* Records for this exercise:
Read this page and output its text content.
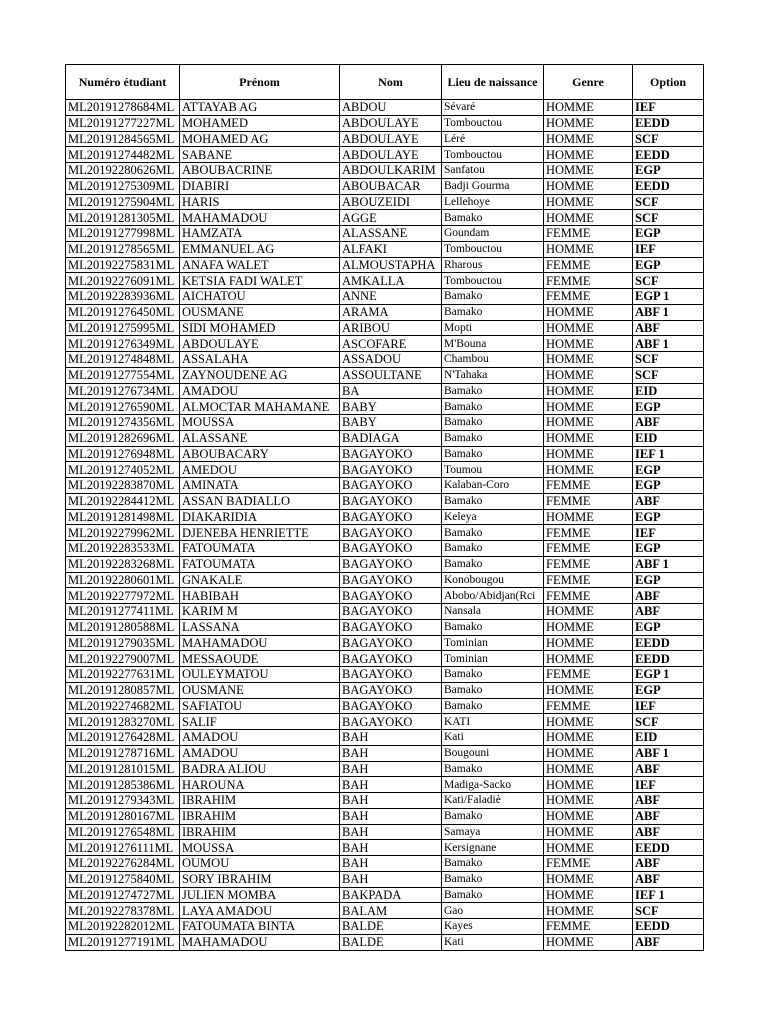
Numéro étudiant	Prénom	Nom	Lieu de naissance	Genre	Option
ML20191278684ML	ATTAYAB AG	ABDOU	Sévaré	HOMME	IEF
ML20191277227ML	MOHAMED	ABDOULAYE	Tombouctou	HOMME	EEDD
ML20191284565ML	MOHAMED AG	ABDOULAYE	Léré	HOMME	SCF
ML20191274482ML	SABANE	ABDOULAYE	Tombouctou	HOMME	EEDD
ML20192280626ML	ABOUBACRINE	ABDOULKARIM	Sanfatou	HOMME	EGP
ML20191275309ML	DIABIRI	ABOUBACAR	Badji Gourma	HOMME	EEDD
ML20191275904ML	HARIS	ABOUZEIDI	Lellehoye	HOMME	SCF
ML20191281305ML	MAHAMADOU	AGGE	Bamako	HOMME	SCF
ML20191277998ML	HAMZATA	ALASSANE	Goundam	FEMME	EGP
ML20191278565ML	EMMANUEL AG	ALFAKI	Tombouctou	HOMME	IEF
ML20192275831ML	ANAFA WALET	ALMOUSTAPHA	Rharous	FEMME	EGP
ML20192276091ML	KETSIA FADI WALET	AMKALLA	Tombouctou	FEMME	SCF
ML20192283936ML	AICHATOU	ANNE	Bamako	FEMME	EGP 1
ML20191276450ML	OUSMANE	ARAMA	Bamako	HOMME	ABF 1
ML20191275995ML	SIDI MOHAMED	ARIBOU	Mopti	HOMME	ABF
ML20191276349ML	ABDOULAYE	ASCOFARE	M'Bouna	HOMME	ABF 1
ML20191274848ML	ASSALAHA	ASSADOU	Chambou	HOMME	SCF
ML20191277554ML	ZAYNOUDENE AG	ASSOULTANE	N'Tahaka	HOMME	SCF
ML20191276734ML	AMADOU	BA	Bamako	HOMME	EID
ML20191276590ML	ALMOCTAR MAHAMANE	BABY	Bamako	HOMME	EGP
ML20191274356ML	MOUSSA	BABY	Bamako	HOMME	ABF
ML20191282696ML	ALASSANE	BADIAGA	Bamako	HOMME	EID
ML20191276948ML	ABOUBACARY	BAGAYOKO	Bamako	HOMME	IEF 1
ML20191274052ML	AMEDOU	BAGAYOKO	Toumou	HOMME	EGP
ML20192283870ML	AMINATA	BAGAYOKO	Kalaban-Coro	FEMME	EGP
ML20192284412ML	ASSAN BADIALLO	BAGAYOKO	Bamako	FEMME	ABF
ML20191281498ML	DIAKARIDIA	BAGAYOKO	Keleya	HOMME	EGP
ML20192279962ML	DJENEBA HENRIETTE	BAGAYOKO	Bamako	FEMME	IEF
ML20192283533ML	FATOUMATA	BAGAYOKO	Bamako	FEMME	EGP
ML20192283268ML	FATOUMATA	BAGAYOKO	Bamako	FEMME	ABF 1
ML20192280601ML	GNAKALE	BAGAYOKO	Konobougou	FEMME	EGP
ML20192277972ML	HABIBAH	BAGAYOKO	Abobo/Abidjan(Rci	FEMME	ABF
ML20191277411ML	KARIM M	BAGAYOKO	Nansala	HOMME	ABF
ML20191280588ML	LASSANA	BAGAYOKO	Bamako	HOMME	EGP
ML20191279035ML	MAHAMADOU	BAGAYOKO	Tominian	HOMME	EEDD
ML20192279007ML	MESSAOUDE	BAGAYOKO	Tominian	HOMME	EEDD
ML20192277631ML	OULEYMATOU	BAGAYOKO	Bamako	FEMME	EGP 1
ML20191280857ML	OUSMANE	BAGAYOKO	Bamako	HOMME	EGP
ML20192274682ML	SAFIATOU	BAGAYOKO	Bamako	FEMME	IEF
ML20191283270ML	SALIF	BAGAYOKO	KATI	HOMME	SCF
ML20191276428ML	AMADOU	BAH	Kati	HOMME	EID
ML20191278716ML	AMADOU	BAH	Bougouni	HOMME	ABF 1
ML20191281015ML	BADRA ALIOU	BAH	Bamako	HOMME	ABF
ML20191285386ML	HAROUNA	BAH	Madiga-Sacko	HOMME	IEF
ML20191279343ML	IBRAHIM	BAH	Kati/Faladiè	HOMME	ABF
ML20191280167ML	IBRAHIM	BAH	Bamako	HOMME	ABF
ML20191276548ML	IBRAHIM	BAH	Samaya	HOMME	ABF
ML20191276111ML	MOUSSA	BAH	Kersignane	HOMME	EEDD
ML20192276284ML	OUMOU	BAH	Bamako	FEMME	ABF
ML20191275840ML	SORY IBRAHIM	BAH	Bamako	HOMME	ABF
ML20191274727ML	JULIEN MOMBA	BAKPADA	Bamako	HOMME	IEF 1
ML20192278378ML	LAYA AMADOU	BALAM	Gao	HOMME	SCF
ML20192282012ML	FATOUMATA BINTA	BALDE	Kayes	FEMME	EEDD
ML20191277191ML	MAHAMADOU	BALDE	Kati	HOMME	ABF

* Written problem: Leaving out the pictures, repeat the data above exactly.

* Result below:
Read this page and output its text content.
Numéro étudiant	Prénom	Nom	Lieu de naissance	Genre	Option
ML20191278684ML	ATTAYAB AG	ABDOU	Sévaré	HOMME	IEF
ML20191277227ML	MOHAMED	ABDOULAYE	Tombouctou	HOMME	EEDD
ML20191284565ML	MOHAMED AG	ABDOULAYE	Léré	HOMME	SCF
ML20191274482ML	SABANE	ABDOULAYE	Tombouctou	HOMME	EEDD
ML20192280626ML	ABOUBACRINE	ABDOULKARIM	Sanfatou	HOMME	EGP
ML20191275309ML	DIABIRI	ABOUBACAR	Badji Gourma	HOMME	EEDD
ML20191275904ML	HARIS	ABOUZEIDI	Lellehoye	HOMME	SCF
ML20191281305ML	MAHAMADOU	AGGE	Bamako	HOMME	SCF
ML20191277998ML	HAMZATA	ALASSANE	Goundam	FEMME	EGP
ML20191278565ML	EMMANUEL AG	ALFAKI	Tombouctou	HOMME	IEF
ML20192275831ML	ANAFA WALET	ALMOUSTAPHA	Rharous	FEMME	EGP
ML20192276091ML	KETSIA FADI WALET	AMKALLA	Tombouctou	FEMME	SCF
ML20192283936ML	AICHATOU	ANNE	Bamako	FEMME	EGP 1
ML20191276450ML	OUSMANE	ARAMA	Bamako	HOMME	ABF 1
ML20191275995ML	SIDI MOHAMED	ARIBOU	Mopti	HOMME	ABF
ML20191276349ML	ABDOULAYE	ASCOFARE	M'Bouna	HOMME	ABF 1
ML20191274848ML	ASSALAHA	ASSADOU	Chambou	HOMME	SCF
ML20191277554ML	ZAYNOUDENE AG	ASSOULTANE	N'Tahaka	HOMME	SCF
ML20191276734ML	AMADOU	BA	Bamako	HOMME	EID
ML20191276590ML	ALMOCTAR MAHAMANE	BABY	Bamako	HOMME	EGP
ML20191274356ML	MOUSSA	BABY	Bamako	HOMME	ABF
ML20191282696ML	ALASSANE	BADIAGA	Bamako	HOMME	EID
ML20191276948ML	ABOUBACARY	BAGAYOKO	Bamako	HOMME	IEF 1
ML20191274052ML	AMEDOU	BAGAYOKO	Toumou	HOMME	EGP
ML20192283870ML	AMINATA	BAGAYOKO	Kalaban-Coro	FEMME	EGP
ML20192284412ML	ASSAN BADIALLO	BAGAYOKO	Bamako	FEMME	ABF
ML20191281498ML	DIAKARIDIA	BAGAYOKO	Keleya	HOMME	EGP
ML20192279962ML	DJENEBA HENRIETTE	BAGAYOKO	Bamako	FEMME	IEF
ML20192283533ML	FATOUMATA	BAGAYOKO	Bamako	FEMME	EGP
ML20192283268ML	FATOUMATA	BAGAYOKO	Bamako	FEMME	ABF 1
ML20192280601ML	GNAKALE	BAGAYOKO	Konobougou	FEMME	EGP
ML20192277972ML	HABIBAH	BAGAYOKO	Abobo/Abidjan(Rci	FEMME	ABF
ML20191277411ML	KARIM M	BAGAYOKO	Nansala	HOMME	ABF
ML20191280588ML	LASSANA	BAGAYOKO	Bamako	HOMME	EGP
ML20191279035ML	MAHAMADOU	BAGAYOKO	Tominian	HOMME	EEDD
ML20192279007ML	MESSAOUDE	BAGAYOKO	Tominian	HOMME	EEDD
ML20192277631ML	OULEYMATOU	BAGAYOKO	Bamako	FEMME	EGP 1
ML20191280857ML	OUSMANE	BAGAYOKO	Bamako	HOMME	EGP
ML20192274682ML	SAFIATOU	BAGAYOKO	Bamako	FEMME	IEF
ML20191283270ML	SALIF	BAGAYOKO	KATI	HOMME	SCF
ML20191276428ML	AMADOU	BAH	Kati	HOMME	EID
ML20191278716ML	AMADOU	BAH	Bougouni	HOMME	ABF 1
ML20191281015ML	BADRA ALIOU	BAH	Bamako	HOMME	ABF
ML20191285386ML	HAROUNA	BAH	Madiga-Sacko	HOMME	IEF
ML20191279343ML	IBRAHIM	BAH	Kati/Faladiè	HOMME	ABF
ML20191280167ML	IBRAHIM	BAH	Bamako	HOMME	ABF
ML20191276548ML	IBRAHIM	BAH	Samaya	HOMME	ABF
ML20191276111ML	MOUSSA	BAH	Kersignane	HOMME	EEDD
ML20192276284ML	OUMOU	BAH	Bamako	FEMME	ABF
ML20191275840ML	SORY IBRAHIM	BAH	Bamako	HOMME	ABF
ML20191274727ML	JULIEN MOMBA	BAKPADA	Bamako	HOMME	IEF 1
ML20192278378ML	LAYA AMADOU	BALAM	Gao	HOMME	SCF
ML20192282012ML	FATOUMATA BINTA	BALDE	Kayes	FEMME	EEDD
ML20191277191ML	MAHAMADOU	BALDE	Kati	HOMME	ABF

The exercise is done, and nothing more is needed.